━━━ Input data
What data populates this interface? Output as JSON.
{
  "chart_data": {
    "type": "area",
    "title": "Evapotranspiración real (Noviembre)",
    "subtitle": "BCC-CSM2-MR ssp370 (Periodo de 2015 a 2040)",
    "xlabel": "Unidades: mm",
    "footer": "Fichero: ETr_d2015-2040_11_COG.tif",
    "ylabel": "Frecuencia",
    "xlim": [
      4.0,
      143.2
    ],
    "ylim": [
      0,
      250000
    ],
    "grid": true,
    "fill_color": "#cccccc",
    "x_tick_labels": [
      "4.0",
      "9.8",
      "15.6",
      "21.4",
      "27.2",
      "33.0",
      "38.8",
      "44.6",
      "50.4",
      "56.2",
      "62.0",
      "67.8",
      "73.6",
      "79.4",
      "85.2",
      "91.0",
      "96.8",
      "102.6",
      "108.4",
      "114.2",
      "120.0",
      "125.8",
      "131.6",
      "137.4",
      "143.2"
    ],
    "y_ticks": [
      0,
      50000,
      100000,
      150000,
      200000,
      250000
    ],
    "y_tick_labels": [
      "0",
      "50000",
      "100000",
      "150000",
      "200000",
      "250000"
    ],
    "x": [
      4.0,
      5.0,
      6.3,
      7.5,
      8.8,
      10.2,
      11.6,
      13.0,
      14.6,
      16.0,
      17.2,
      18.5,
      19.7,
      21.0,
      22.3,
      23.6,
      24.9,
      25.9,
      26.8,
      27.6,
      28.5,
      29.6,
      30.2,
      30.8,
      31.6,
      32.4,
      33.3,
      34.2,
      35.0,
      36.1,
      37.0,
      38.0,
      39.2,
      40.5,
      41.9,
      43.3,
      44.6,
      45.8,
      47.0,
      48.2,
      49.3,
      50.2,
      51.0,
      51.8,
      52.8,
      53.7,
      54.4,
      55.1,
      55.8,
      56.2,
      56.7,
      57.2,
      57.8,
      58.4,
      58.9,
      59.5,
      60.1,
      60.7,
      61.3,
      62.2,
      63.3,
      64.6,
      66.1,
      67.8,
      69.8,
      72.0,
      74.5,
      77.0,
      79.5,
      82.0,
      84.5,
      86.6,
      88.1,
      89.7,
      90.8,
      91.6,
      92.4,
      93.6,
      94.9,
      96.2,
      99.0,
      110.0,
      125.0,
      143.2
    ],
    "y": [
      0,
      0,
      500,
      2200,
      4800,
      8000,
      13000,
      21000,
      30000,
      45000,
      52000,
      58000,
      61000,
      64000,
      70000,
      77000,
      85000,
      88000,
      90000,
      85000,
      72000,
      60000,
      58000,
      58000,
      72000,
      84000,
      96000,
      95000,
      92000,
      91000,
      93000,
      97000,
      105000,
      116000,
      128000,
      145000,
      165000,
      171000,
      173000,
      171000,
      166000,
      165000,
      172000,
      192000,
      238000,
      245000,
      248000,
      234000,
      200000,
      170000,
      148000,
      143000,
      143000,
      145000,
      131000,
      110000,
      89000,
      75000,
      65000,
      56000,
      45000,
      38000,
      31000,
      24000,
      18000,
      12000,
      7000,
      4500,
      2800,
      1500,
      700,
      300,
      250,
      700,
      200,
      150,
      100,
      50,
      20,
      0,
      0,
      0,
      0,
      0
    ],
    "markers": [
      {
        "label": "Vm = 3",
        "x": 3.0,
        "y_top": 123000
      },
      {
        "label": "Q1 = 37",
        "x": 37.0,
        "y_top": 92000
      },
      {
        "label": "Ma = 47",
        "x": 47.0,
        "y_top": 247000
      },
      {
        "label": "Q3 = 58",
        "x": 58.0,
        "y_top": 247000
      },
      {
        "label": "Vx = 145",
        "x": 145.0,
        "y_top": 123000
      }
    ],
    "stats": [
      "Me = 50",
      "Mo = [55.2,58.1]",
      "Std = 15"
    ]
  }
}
━━━━━━
◆ **Goal**
Set down all of the records shown above once more, exactly.

◆ **Complete answer**
What data populates this interface? Output as JSON.
{
  "chart_data": {
    "type": "area",
    "title": "Evapotranspiración real (Noviembre)",
    "subtitle": "BCC-CSM2-MR ssp370 (Periodo de 2015 a 2040)",
    "xlabel": "Unidades: mm",
    "footer": "Fichero: ETr_d2015-2040_11_COG.tif",
    "ylabel": "Frecuencia",
    "xlim": [
      4.0,
      143.2
    ],
    "ylim": [
      0,
      250000
    ],
    "grid": true,
    "fill_color": "#cccccc",
    "x_tick_labels": [
      "4.0",
      "9.8",
      "15.6",
      "21.4",
      "27.2",
      "33.0",
      "38.8",
      "44.6",
      "50.4",
      "56.2",
      "62.0",
      "67.8",
      "73.6",
      "79.4",
      "85.2",
      "91.0",
      "96.8",
      "102.6",
      "108.4",
      "114.2",
      "120.0",
      "125.8",
      "131.6",
      "137.4",
      "143.2"
    ],
    "y_ticks": [
      0,
      50000,
      100000,
      150000,
      200000,
      250000
    ],
    "y_tick_labels": [
      "0",
      "50000",
      "100000",
      "150000",
      "200000",
      "250000"
    ],
    "x": [
      4.0,
      5.0,
      6.3,
      7.5,
      8.8,
      10.2,
      11.6,
      13.0,
      14.6,
      16.0,
      17.2,
      18.5,
      19.7,
      21.0,
      22.3,
      23.6,
      24.9,
      25.9,
      26.8,
      27.6,
      28.5,
      29.6,
      30.2,
      30.8,
      31.6,
      32.4,
      33.3,
      34.2,
      35.0,
      36.1,
      37.0,
      38.0,
      39.2,
      40.5,
      41.9,
      43.3,
      44.6,
      45.8,
      47.0,
      48.2,
      49.3,
      50.2,
      51.0,
      51.8,
      52.8,
      53.7,
      54.4,
      55.1,
      55.8,
      56.2,
      56.7,
      57.2,
      57.8,
      58.4,
      58.9,
      59.5,
      60.1,
      60.7,
      61.3,
      62.2,
      63.3,
      64.6,
      66.1,
      67.8,
      69.8,
      72.0,
      74.5,
      77.0,
      79.5,
      82.0,
      84.5,
      86.6,
      88.1,
      89.7,
      90.8,
      91.6,
      92.4,
      93.6,
      94.9,
      96.2,
      99.0,
      110.0,
      125.0,
      143.2
    ],
    "y": [
      0,
      0,
      500,
      2200,
      4800,
      8000,
      13000,
      21000,
      30000,
      45000,
      52000,
      58000,
      61000,
      64000,
      70000,
      77000,
      85000,
      88000,
      90000,
      85000,
      72000,
      60000,
      58000,
      58000,
      72000,
      84000,
      96000,
      95000,
      92000,
      91000,
      93000,
      97000,
      105000,
      116000,
      128000,
      145000,
      165000,
      171000,
      173000,
      171000,
      166000,
      165000,
      172000,
      192000,
      238000,
      245000,
      248000,
      234000,
      200000,
      170000,
      148000,
      143000,
      143000,
      145000,
      131000,
      110000,
      89000,
      75000,
      65000,
      56000,
      45000,
      38000,
      31000,
      24000,
      18000,
      12000,
      7000,
      4500,
      2800,
      1500,
      700,
      300,
      250,
      700,
      200,
      150,
      100,
      50,
      20,
      0,
      0,
      0,
      0,
      0
    ],
    "markers": [
      {
        "label": "Vm = 3",
        "x": 3.0,
        "y_top": 123000
      },
      {
        "label": "Q1 = 37",
        "x": 37.0,
        "y_top": 92000
      },
      {
        "label": "Ma = 47",
        "x": 47.0,
        "y_top": 247000
      },
      {
        "label": "Q3 = 58",
        "x": 58.0,
        "y_top": 247000
      },
      {
        "label": "Vx = 145",
        "x": 145.0,
        "y_top": 123000
      }
    ],
    "stats": [
      "Me = 50",
      "Mo = [55.2,58.1]",
      "Std = 15"
    ]
  }
}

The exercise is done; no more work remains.